DIRECTIONS:
Rewrite the records below, from their start up to and including the line containing "svg-text:10: 10 xyxy=(640,430,654,446)", as a Markdown table with the columns No. and Entry. Number each line in No., put its text in Entry, and leave out any blank lines.

GIVEN RECORDS:
......

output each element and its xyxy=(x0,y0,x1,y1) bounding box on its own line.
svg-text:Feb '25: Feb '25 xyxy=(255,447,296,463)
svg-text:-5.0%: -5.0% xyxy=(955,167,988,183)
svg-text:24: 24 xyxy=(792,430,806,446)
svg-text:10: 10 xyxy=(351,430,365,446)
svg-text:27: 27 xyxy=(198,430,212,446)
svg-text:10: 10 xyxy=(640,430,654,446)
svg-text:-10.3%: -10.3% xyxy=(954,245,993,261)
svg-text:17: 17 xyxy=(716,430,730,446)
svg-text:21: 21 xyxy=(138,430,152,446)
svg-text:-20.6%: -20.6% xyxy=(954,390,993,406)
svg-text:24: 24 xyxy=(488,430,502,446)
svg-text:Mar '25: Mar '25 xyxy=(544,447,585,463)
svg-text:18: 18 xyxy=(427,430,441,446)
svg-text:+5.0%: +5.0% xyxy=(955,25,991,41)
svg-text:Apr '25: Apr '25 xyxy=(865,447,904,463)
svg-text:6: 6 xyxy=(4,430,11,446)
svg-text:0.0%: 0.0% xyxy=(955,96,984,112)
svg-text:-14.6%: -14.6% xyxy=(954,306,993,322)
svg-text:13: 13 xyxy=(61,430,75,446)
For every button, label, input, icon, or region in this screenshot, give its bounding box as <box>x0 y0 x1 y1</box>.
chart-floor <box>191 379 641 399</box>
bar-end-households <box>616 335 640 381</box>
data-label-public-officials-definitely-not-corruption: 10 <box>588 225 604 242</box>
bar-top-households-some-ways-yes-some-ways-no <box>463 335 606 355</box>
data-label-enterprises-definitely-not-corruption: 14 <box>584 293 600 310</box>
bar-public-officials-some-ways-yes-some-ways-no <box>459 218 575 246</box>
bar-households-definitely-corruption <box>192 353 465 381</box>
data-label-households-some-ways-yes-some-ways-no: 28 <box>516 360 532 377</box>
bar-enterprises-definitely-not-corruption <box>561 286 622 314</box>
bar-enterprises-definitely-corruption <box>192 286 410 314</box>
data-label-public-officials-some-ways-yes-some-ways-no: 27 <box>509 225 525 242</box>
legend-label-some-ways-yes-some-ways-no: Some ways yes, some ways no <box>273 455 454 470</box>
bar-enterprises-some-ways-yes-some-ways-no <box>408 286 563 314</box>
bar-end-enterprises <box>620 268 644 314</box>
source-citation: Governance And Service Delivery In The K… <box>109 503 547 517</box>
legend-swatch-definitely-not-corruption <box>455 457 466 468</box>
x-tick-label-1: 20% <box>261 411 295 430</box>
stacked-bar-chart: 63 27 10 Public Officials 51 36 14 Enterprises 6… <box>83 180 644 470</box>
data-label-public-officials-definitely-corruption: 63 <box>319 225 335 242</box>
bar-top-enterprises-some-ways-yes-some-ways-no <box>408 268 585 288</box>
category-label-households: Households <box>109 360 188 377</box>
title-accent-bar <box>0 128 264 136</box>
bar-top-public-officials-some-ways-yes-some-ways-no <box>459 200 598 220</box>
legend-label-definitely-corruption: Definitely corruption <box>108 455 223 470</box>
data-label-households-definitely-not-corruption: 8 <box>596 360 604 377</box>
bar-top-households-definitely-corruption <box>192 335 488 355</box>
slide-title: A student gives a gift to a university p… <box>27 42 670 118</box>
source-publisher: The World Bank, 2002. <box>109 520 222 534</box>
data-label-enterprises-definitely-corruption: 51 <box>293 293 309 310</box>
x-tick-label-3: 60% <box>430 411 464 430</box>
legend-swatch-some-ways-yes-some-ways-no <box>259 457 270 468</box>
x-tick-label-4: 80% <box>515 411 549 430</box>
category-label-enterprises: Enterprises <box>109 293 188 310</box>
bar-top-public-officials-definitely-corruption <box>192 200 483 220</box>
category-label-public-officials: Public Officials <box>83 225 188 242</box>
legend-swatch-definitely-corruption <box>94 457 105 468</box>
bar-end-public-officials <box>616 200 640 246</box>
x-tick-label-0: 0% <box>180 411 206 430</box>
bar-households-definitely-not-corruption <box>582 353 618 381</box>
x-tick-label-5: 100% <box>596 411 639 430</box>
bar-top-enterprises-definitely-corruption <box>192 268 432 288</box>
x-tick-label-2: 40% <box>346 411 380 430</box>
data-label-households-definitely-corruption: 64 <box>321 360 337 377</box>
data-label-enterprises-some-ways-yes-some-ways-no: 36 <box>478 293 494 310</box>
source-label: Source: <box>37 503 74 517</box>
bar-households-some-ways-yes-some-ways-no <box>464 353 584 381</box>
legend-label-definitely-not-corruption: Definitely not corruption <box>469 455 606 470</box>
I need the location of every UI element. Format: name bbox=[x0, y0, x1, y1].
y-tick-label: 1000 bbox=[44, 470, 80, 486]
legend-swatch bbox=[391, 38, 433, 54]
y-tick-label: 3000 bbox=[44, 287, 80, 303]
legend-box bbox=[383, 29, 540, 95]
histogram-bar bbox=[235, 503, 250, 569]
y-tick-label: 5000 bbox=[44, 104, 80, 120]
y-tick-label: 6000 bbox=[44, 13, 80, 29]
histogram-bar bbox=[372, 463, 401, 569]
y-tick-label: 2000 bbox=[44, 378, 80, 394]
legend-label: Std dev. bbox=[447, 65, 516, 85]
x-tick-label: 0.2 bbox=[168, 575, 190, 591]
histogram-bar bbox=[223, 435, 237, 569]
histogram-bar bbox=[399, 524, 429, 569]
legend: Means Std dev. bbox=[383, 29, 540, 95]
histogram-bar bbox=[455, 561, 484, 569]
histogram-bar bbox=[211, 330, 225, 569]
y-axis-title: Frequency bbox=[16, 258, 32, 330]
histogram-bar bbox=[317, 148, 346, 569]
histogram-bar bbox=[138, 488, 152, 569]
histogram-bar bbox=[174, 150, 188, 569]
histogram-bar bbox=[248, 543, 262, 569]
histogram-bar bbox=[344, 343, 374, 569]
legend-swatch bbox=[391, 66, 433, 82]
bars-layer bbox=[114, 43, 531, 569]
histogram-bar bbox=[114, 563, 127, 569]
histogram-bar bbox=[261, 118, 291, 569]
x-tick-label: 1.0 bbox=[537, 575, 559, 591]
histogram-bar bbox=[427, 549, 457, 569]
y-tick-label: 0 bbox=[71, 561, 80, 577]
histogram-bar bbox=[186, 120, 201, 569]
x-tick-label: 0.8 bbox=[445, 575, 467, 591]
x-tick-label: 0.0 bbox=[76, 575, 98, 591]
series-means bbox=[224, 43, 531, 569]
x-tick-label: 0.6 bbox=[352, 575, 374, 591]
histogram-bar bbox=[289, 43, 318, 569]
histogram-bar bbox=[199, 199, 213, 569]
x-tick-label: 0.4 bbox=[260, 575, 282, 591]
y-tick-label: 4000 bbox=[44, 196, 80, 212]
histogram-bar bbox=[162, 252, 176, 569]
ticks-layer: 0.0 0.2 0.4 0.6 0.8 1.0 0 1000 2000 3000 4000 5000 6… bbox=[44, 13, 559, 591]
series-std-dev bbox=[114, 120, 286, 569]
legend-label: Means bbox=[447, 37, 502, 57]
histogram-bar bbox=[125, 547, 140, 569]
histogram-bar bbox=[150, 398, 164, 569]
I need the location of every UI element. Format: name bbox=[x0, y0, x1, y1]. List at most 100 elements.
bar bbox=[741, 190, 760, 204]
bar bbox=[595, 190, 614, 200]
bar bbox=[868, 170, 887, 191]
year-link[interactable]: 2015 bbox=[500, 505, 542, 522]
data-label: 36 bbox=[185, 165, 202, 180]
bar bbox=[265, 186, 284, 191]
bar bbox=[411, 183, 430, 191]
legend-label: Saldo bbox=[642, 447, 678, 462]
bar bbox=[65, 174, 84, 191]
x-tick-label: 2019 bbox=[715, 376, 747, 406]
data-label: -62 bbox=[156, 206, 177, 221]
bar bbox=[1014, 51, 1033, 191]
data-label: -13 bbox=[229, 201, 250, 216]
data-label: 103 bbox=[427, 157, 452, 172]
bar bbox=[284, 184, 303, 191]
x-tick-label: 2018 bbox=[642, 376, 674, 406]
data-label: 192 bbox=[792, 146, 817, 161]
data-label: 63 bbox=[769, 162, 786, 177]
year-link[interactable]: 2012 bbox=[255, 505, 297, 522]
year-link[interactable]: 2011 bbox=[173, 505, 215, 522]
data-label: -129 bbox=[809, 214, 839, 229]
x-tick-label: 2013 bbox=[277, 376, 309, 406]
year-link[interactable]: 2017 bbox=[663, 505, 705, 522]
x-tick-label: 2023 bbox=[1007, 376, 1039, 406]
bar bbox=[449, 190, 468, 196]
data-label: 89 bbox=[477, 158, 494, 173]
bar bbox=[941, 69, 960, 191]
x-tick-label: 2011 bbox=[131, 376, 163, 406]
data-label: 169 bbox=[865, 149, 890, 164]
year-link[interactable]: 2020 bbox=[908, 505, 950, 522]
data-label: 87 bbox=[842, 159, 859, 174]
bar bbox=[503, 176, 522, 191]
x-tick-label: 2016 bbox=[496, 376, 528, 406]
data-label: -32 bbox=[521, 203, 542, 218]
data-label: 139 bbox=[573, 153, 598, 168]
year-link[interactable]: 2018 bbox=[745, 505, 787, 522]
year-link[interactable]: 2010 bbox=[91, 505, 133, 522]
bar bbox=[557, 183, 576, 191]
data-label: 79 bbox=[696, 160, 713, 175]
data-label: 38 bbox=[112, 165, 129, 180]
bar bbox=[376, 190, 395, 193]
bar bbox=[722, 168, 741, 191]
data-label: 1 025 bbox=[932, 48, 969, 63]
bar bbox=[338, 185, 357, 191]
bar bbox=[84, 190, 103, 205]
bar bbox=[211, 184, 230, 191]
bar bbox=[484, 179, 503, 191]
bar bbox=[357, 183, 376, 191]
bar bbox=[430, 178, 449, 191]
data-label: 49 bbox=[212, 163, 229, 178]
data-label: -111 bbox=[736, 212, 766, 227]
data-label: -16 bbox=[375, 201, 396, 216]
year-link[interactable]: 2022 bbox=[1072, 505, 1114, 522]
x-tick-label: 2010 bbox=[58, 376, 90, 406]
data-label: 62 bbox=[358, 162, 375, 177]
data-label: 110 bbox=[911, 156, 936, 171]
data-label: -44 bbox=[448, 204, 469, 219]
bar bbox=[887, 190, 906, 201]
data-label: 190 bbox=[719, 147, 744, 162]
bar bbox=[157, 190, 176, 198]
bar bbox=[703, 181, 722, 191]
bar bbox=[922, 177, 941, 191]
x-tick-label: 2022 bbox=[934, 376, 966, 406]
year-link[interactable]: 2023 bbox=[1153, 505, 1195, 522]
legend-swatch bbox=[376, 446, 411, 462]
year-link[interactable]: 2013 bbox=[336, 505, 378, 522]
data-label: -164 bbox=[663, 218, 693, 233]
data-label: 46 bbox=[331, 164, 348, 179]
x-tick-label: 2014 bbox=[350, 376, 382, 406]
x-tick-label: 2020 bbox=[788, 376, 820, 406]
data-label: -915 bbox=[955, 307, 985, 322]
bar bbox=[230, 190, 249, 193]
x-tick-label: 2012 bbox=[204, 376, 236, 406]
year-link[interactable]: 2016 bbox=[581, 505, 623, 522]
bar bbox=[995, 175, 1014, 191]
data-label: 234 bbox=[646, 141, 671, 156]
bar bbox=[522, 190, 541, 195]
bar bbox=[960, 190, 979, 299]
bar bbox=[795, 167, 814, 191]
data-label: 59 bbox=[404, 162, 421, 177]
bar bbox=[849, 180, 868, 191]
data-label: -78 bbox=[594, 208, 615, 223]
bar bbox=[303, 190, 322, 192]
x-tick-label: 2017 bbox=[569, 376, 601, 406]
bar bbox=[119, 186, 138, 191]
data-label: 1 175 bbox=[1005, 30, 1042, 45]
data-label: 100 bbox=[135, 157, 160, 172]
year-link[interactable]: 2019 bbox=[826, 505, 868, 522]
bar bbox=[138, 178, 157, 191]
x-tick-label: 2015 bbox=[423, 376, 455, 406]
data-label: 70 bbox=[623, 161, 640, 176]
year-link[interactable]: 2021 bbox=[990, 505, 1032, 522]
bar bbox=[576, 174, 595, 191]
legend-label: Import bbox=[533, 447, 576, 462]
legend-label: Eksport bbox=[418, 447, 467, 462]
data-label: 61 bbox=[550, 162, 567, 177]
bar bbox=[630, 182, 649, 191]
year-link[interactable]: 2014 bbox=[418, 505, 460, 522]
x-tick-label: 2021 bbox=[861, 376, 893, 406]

......

FINAL RESULT:
| No. | Entry |
|---|---|
| 1 | output each element and its xyxy=(x0,y0,x1,y1) bounding box on its own line. |
| 2 | svg-text:Feb '25: Feb '25 xyxy=(255,447,296,463) |
| 3 | svg-text:-5.0%: -5.0% xyxy=(955,167,988,183) |
| 4 | svg-text:24: 24 xyxy=(792,430,806,446) |
| 5 | svg-text:10: 10 xyxy=(351,430,365,446) |
| 6 | svg-text:27: 27 xyxy=(198,430,212,446) |
| 7 | svg-text:10: 10 xyxy=(640,430,654,446) |